Exercise instructions: Identify the lines that contain the word "have" and copy each one.

Task data:
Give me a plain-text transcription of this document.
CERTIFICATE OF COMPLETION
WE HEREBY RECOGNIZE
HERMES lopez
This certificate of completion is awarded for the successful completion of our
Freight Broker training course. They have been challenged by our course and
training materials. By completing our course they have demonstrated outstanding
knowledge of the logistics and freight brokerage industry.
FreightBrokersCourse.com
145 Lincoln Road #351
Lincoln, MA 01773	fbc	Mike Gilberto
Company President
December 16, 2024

Final result:
Freight Broker training course. They have been challenged by our course and
training materials. By completing our course they have demonstrated outstanding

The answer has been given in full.